_THINGS TO DO:_
(1) Set down the part of the news article about Iran's women's rights record starting with "Former prime minister" and going on through "to the letter.".
(2) Render this sentence from the news article about Iran's women's rights record in French: "Iran began a four-year term on the UN's status-of-women commission earlier this year."
(3) Please extend the news article about Iran's women's rights record, picking up after its final sentence.

_EXERCISE TEXT:_
____

Politics

Freeland, Joly join condemnation of Iran's women's rights record

Deputy Prime Minister Chrystia Freeland and Foreign Affairs Minister Melanie Joly are among the key signatories to an open letter decrying Iran's record on women's rights. The letter, published in Sunday's New York Times, condemns Iran's violent crackdown on recent protests.

Solidarity protests held across Canada Saturday amid violent Iranian crackdown on demonstrators

Protesters gathered in Ottawa and elsewhere across the country on Saturday, Oct. 29 in solidarity with antigovernment protesters in Iran. (Justin Tang/The Canadian Press)

Deputy Prime Minister Chrystia Freeland and Foreign Affairs Minister Melanie Joly are among the key signatories to an open letter decrying Iran's record on women's rights.

The letter, published in Sunday's New York Times, condemns Iran's violent crackdown on recent protests and calls for the country to be removed from the United Nations Commission on the Status of Women.

Former prime minister Kim Campbell and human rights activist and author Nazanin Afshin-Jam are the other Canadians on a list of "key signatures" to the letter.

Iran began a four-year term on the UN's status-of-women commission earlier this year.

WATCH | Prime Minister Trudeau speaks at protest in Ottawa:

'Enough is enough,' Trudeau says at Iran demonstration

2 years ago
Duration 1:40
As demonstrators gathered across Canada to show solidarity with those in Iran protesting the repression of women's rights following the death of Mahsa Amini, Prime Minister Justin Trudeau told a crowd in Ottawa that 'we are not stopping.'

The letter says Iran should have been disqualified for its long-standing, systemic oppression of women, as well as its recent brutality towards human-rights protesters.

____

_EXTRACTED RECORDS:_
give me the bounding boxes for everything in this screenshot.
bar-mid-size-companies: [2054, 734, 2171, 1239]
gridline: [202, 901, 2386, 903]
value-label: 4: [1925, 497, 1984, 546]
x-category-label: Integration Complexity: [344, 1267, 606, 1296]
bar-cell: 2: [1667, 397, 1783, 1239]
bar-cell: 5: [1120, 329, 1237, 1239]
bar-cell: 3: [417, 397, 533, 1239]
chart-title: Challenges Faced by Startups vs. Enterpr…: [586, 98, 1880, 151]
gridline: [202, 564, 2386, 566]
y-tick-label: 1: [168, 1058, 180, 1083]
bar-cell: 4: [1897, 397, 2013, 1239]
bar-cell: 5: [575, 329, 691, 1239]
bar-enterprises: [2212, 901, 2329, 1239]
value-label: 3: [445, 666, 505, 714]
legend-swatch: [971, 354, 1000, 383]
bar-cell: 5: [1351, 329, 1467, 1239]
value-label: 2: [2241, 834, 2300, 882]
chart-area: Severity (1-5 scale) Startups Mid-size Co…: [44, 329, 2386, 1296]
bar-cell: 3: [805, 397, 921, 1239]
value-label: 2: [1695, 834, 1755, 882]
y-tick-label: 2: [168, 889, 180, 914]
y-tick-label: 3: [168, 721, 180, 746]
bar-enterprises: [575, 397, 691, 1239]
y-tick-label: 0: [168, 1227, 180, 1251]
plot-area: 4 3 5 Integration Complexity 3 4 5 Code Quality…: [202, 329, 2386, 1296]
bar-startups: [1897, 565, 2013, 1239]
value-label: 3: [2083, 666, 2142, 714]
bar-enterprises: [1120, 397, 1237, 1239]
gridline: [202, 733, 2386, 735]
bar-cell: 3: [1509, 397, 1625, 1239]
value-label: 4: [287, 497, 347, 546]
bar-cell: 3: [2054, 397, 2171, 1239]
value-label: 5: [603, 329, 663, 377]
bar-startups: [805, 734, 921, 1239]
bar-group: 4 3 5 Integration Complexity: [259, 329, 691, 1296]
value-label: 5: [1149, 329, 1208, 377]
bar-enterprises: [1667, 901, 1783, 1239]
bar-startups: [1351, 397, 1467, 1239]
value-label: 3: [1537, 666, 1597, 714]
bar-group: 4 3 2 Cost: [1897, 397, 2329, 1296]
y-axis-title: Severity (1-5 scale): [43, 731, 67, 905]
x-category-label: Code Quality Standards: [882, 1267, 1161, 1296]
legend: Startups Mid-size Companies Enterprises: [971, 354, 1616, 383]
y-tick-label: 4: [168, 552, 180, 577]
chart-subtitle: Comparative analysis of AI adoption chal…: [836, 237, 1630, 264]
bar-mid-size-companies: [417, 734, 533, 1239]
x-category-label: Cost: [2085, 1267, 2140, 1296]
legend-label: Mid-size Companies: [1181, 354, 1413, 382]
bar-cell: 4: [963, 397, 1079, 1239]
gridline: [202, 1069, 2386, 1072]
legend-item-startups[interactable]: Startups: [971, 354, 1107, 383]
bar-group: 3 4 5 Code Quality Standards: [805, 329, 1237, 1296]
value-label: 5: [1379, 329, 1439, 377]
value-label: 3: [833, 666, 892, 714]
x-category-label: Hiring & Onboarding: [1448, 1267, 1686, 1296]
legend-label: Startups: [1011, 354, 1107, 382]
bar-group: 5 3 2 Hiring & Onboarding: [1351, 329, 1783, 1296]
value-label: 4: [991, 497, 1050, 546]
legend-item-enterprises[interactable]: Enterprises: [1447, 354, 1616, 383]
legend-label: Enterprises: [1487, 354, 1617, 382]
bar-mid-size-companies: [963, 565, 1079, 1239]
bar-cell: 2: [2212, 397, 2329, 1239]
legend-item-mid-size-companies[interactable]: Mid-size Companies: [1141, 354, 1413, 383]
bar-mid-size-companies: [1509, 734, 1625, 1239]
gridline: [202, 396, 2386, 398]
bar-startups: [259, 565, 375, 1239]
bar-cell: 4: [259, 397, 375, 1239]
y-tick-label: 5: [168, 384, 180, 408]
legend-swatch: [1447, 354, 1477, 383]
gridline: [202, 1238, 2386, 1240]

____

_YOUR WRITTEN ANSWERS:_
(1)
Former prime minister Kim Campbell and human rights activist and author Nazanin Afshin-Jam are the other Canadians on a list of "key signatures" to the letter.

(2) L'Iran a entamé plus tôt cette année un mandat de quatre ans à la Commission de la condition de la femme de l'ONU.

(3)
Six weeks of protests in Iran were sparked by the death of Mahsa Amini, a 22-year-old woman who was arrested for allegedly failing to properly cover her hair and died in police custody.

Call to release political prisoners

For every day that Iran remains a member of the UN commission, the letter says, the body loses credibility.

The other member states of the commission have a duty to "uphold its mandate and defend the very values they claim to support," it says.

Canada is not a current member of the commission, but the United States is.

Among the biggest names to have lent their support are former U.S. presidential contender Hillary Clinton, former presidential spouses Michelle Obama and Laura Bush, author Gloria Steinem, philanthropist Oprah Winfrey and Pakistani activist Malala Yousafzai.

Freeland and Joly aren't the only current politicians joining the call.

New Zealand's Prime Minister Jacinda Ardern is a signatory, though her country is not a current member of the commission.

The list also features the European Central Bank's president, Christine Lagarde, ex-Australian prime minister Julia Gillard and former presidents of Liberia and Lithuania. 

"Women-led protests across Iran have been met with extreme violence. And yet, Iranian women and girls, and their allies, bravely persist. We support their struggle for fundamental freedoms and call for an immediate end to state violence and the safe release of thousands of detained citizens," the letter reads.

"This is a critical moment for leaders in the international community to vocally and unequivocally demonstrate their support for women's rights by standing in solidarity with Iranian women and girls."